AIM OF THE TASK:
Rewrite every item below with "Inches" swapped for "Millimeters" and everything else unchanged, leaving the pictures out of your answer.

MATERIAL FOR THIS TASK:
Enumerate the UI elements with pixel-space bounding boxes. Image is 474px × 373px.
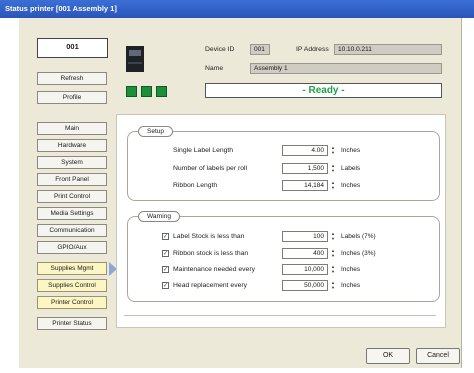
printer-icon (126, 46, 144, 72)
sidebar-item-media-settings[interactable]: Media Settings (37, 207, 107, 220)
ok-button[interactable]: OK (366, 348, 410, 364)
ribbon-length-input[interactable]: 14,184 (282, 180, 328, 191)
spinner-icon[interactable]: ▲ ▼ (330, 280, 336, 291)
ribbon-stock-input[interactable]: 400 (282, 248, 328, 259)
warning-label: Maintenance needed every (173, 266, 255, 273)
sidebar-item-gpio-aux[interactable]: GPIO/Aux (37, 241, 107, 254)
window-title: Status printer [001 Assembly 1] (5, 4, 117, 13)
warning-unit: Inches (341, 266, 361, 273)
sidebar-item-main[interactable]: Main (37, 122, 107, 135)
device-id-value: 001 (250, 44, 270, 55)
sidebar-item-supplies-mgmt[interactable]: Supplies Mgmt (37, 262, 107, 275)
printer-status-display: - Ready - (205, 83, 442, 98)
setup-label: Number of labels per roll (173, 165, 248, 172)
sidebar-item-print-control[interactable]: Print Control (37, 190, 107, 203)
refresh-button[interactable]: Refresh (37, 72, 107, 85)
ip-address-value: 10.10.0.211 (334, 44, 442, 55)
setup-unit: Inches (341, 147, 361, 154)
warning-unit: Inches (3%) (341, 250, 376, 257)
profile-button[interactable]: Profile (37, 91, 107, 104)
led-indicator (126, 86, 137, 97)
label-stock-checkbox[interactable]: ✓ (162, 233, 169, 240)
warning-legend: Warning (138, 211, 180, 222)
maintenance-checkbox[interactable]: ✓ (162, 266, 169, 273)
name-label: Name (205, 65, 224, 72)
cancel-button[interactable]: Cancel (416, 348, 460, 364)
spinner-icon[interactable]: ▲ ▼ (330, 231, 336, 242)
setup-label: Single Label Length (173, 147, 234, 154)
sidebar-item-front-panel[interactable]: Front Panel (37, 173, 107, 186)
maintenance-input[interactable]: 10,000 (282, 264, 328, 275)
window-title-bar: Status printer [001 Assembly 1] (0, 0, 474, 18)
labels-per-roll-input[interactable]: 1,500 (282, 163, 328, 174)
spinner-icon[interactable]: ▲ ▼ (330, 180, 336, 191)
sidebar-item-supplies-control[interactable]: Supplies Control (37, 279, 107, 292)
sidebar-item-printer-control[interactable]: Printer Control (37, 296, 107, 309)
setup-unit: Labels (341, 165, 361, 172)
ribbon-stock-checkbox[interactable]: ✓ (162, 250, 169, 257)
label-stock-input[interactable]: 100 (282, 231, 328, 242)
led-indicator (156, 86, 167, 97)
sidebar-item-communication[interactable]: Communication (37, 224, 107, 237)
setup-legend: Setup (138, 126, 173, 137)
head-replacement-input[interactable]: 50,000 (282, 280, 328, 291)
warning-label: Ribbon stock is less than (173, 250, 249, 257)
head-replacement-checkbox[interactable]: ✓ (162, 282, 169, 289)
sidebar-item-system[interactable]: System (37, 156, 107, 169)
printer-id-box: 001 (37, 38, 108, 58)
warning-unit: Labels (7%) (341, 233, 376, 240)
spinner-icon[interactable]: ▲ ▼ (330, 248, 336, 259)
warning-label: Head replacement every (173, 282, 248, 289)
warning-label: Label Stock is less than (173, 233, 245, 240)
sidebar-item-printer-status[interactable]: Printer Status (37, 317, 107, 330)
label-length-input[interactable]: 4.00 (282, 145, 328, 156)
device-id-label: Device ID (205, 46, 235, 53)
spinner-icon[interactable]: ▲ ▼ (330, 145, 336, 156)
warning-unit: Inches (341, 282, 361, 289)
status-leds (126, 86, 167, 97)
setup-unit: Inches (341, 182, 361, 189)
led-indicator (141, 86, 152, 97)
spinner-icon[interactable]: ▲ ▼ (330, 264, 336, 275)
spinner-icon[interactable]: ▲ ▼ (330, 163, 336, 174)
ip-address-label: IP Address (296, 46, 329, 53)
sidebar-item-hardware[interactable]: Hardware (37, 139, 107, 152)
divider (124, 315, 436, 316)
setup-label: Ribbon Length (173, 182, 218, 189)
name-value: Assembly 1 (250, 63, 442, 74)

THE ANSWER:
Enumerate the UI elements with pixel-space bounding boxes. Image is 474px × 373px.
printer-icon (126, 46, 144, 72)
sidebar-item-media-settings[interactable]: Media Settings (37, 207, 107, 220)
ok-button[interactable]: OK (366, 348, 410, 364)
ribbon-length-input[interactable]: 14,184 (282, 180, 328, 191)
spinner-icon[interactable]: ▲ ▼ (330, 280, 336, 291)
ribbon-stock-input[interactable]: 400 (282, 248, 328, 259)
warning-label: Maintenance needed every (173, 266, 255, 273)
sidebar-item-gpio-aux[interactable]: GPIO/Aux (37, 241, 107, 254)
window-title: Status printer [001 Assembly 1] (5, 4, 117, 13)
warning-unit: Millimeters (341, 266, 361, 273)
sidebar-item-main[interactable]: Main (37, 122, 107, 135)
device-id-value: 001 (250, 44, 270, 55)
sidebar-item-supplies-mgmt[interactable]: Supplies Mgmt (37, 262, 107, 275)
printer-status-display: - Ready - (205, 83, 442, 98)
setup-label: Number of labels per roll (173, 165, 248, 172)
sidebar-item-print-control[interactable]: Print Control (37, 190, 107, 203)
refresh-button[interactable]: Refresh (37, 72, 107, 85)
ip-address-value: 10.10.0.211 (334, 44, 442, 55)
setup-unit: Millimeters (341, 147, 361, 154)
warning-unit: Millimeters (3%) (341, 250, 376, 257)
profile-button[interactable]: Profile (37, 91, 107, 104)
led-indicator (126, 86, 137, 97)
label-stock-checkbox[interactable]: ✓ (162, 233, 169, 240)
warning-legend: Warning (138, 211, 180, 222)
maintenance-checkbox[interactable]: ✓ (162, 266, 169, 273)
name-label: Name (205, 65, 224, 72)
cancel-button[interactable]: Cancel (416, 348, 460, 364)
spinner-icon[interactable]: ▲ ▼ (330, 231, 336, 242)
setup-label: Single Label Length (173, 147, 234, 154)
sidebar-item-front-panel[interactable]: Front Panel (37, 173, 107, 186)
maintenance-input[interactable]: 10,000 (282, 264, 328, 275)
window-title-bar: Status printer [001 Assembly 1] (0, 0, 474, 18)
labels-per-roll-input[interactable]: 1,500 (282, 163, 328, 174)
spinner-icon[interactable]: ▲ ▼ (330, 180, 336, 191)
sidebar-item-supplies-control[interactable]: Supplies Control (37, 279, 107, 292)
sidebar-item-printer-control[interactable]: Printer Control (37, 296, 107, 309)
setup-unit: Labels (341, 165, 361, 172)
ribbon-stock-checkbox[interactable]: ✓ (162, 250, 169, 257)
label-stock-input[interactable]: 100 (282, 231, 328, 242)
led-indicator (156, 86, 167, 97)
sidebar-item-communication[interactable]: Communication (37, 224, 107, 237)
setup-legend: Setup (138, 126, 173, 137)
head-replacement-input[interactable]: 50,000 (282, 280, 328, 291)
warning-label: Ribbon stock is less than (173, 250, 249, 257)
head-replacement-checkbox[interactable]: ✓ (162, 282, 169, 289)
sidebar-item-system[interactable]: System (37, 156, 107, 169)
printer-id-box: 001 (37, 38, 108, 58)
warning-unit: Labels (7%) (341, 233, 376, 240)
spinner-icon[interactable]: ▲ ▼ (330, 248, 336, 259)
warning-label: Head replacement every (173, 282, 248, 289)
warning-label: Label Stock is less than (173, 233, 245, 240)
sidebar-item-printer-status[interactable]: Printer Status (37, 317, 107, 330)
label-length-input[interactable]: 4.00 (282, 145, 328, 156)
device-id-label: Device ID (205, 46, 235, 53)
spinner-icon[interactable]: ▲ ▼ (330, 145, 336, 156)
warning-unit: Millimeters (341, 282, 361, 289)
status-leds (126, 86, 167, 97)
setup-unit: Millimeters (341, 182, 361, 189)
led-indicator (141, 86, 152, 97)
spinner-icon[interactable]: ▲ ▼ (330, 264, 336, 275)
spinner-icon[interactable]: ▲ ▼ (330, 163, 336, 174)
ip-address-label: IP Address (296, 46, 329, 53)
sidebar-item-hardware[interactable]: Hardware (37, 139, 107, 152)
divider (124, 315, 436, 316)
setup-label: Ribbon Length (173, 182, 218, 189)
name-value: Assembly 1 (250, 63, 442, 74)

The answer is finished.